TASK STATEMENT. In the copy, keep every record exact and leave out all images.
## begin TASK INPUTS
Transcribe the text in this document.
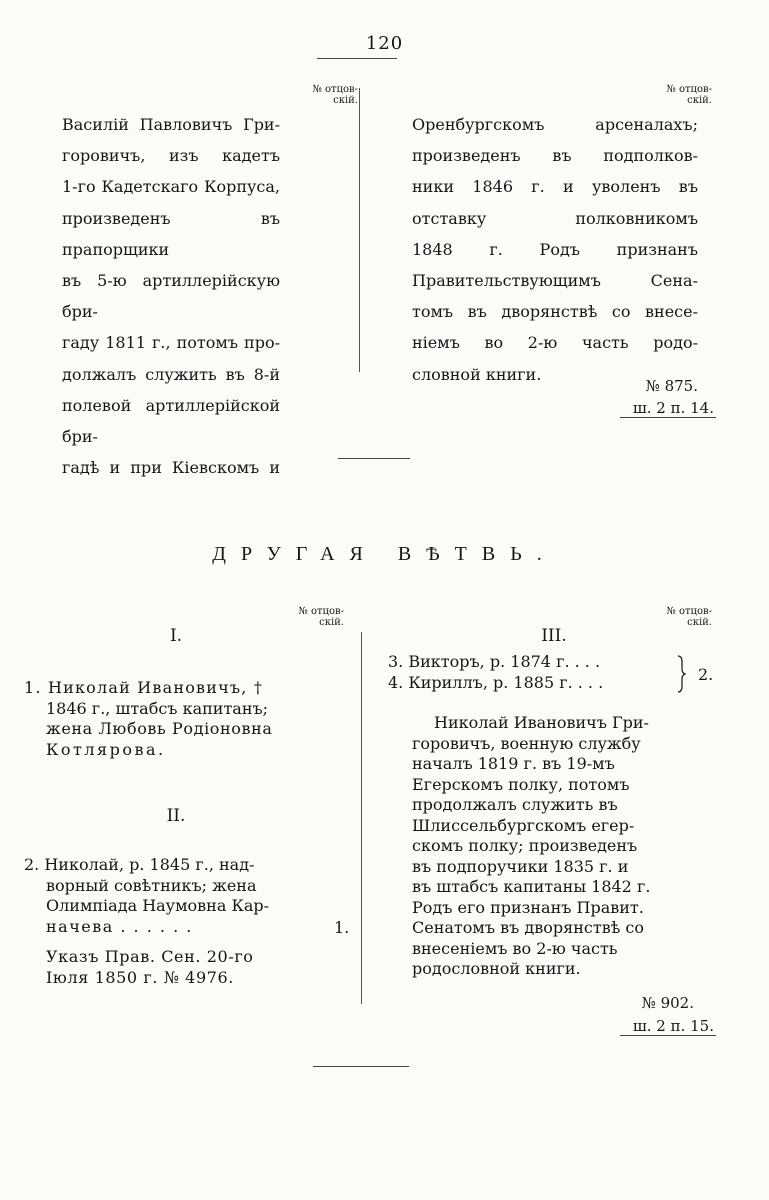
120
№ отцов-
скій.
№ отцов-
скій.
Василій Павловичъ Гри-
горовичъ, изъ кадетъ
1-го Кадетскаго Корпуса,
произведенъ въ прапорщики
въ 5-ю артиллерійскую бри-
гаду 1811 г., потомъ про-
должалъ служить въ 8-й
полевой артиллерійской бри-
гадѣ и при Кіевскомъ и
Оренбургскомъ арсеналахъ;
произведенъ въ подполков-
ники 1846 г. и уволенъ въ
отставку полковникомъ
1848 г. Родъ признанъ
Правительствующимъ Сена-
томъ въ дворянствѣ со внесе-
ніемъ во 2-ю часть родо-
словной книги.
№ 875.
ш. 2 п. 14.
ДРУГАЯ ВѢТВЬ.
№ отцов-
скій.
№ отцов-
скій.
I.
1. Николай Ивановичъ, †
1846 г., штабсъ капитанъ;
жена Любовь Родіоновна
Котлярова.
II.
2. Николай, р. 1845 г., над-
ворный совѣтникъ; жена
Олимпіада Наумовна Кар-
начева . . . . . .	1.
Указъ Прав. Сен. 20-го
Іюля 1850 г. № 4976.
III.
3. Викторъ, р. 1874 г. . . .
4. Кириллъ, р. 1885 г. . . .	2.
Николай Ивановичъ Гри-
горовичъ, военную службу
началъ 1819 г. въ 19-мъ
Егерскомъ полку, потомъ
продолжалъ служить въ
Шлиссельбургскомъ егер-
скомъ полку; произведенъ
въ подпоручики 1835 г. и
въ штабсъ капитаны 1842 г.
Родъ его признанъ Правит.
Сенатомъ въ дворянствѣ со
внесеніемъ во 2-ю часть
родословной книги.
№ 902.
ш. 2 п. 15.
## end TASK INPUTS
SOLUTION TO THIS PROBLEM.
Transcribe the text in this document.
120
№ отцов-
скій.
№ отцов-
скій.
Василій Павловичъ Гри-
горовичъ, изъ кадетъ
1-го Кадетскаго Корпуса,
произведенъ въ прапорщики
въ 5-ю артиллерійскую бри-
гаду 1811 г., потомъ про-
должалъ служить въ 8-й
полевой артиллерійской бри-
гадѣ и при Кіевскомъ и
Оренбургскомъ арсеналахъ;
произведенъ въ подполков-
ники 1846 г. и уволенъ въ
отставку полковникомъ
1848 г. Родъ признанъ
Правительствующимъ Сена-
томъ въ дворянствѣ со внесе-
ніемъ во 2-ю часть родо-
словной книги.
№ 875.
ш. 2 п. 14.
ДРУГАЯ ВѢТВЬ.
№ отцов-
скій.
№ отцов-
скій.
I.
1. Николай Ивановичъ, †
1846 г., штабсъ капитанъ;
жена Любовь Родіоновна
Котлярова.
II.
2. Николай, р. 1845 г., над-
ворный совѣтникъ; жена
Олимпіада Наумовна Кар-
начева . . . . . .	1.
Указъ Прав. Сен. 20-го
Іюля 1850 г. № 4976.
III.
3. Викторъ, р. 1874 г. . . .
4. Кириллъ, р. 1885 г. . . .	2.
Николай Ивановичъ Гри-
горовичъ, военную службу
началъ 1819 г. въ 19-мъ
Егерскомъ полку, потомъ
продолжалъ служить въ
Шлиссельбургскомъ егер-
скомъ полку; произведенъ
въ подпоручики 1835 г. и
въ штабсъ капитаны 1842 г.
Родъ его признанъ Правит.
Сенатомъ въ дворянствѣ со
внесеніемъ во 2-ю часть
родословной книги.
№ 902.
ш. 2 п. 15.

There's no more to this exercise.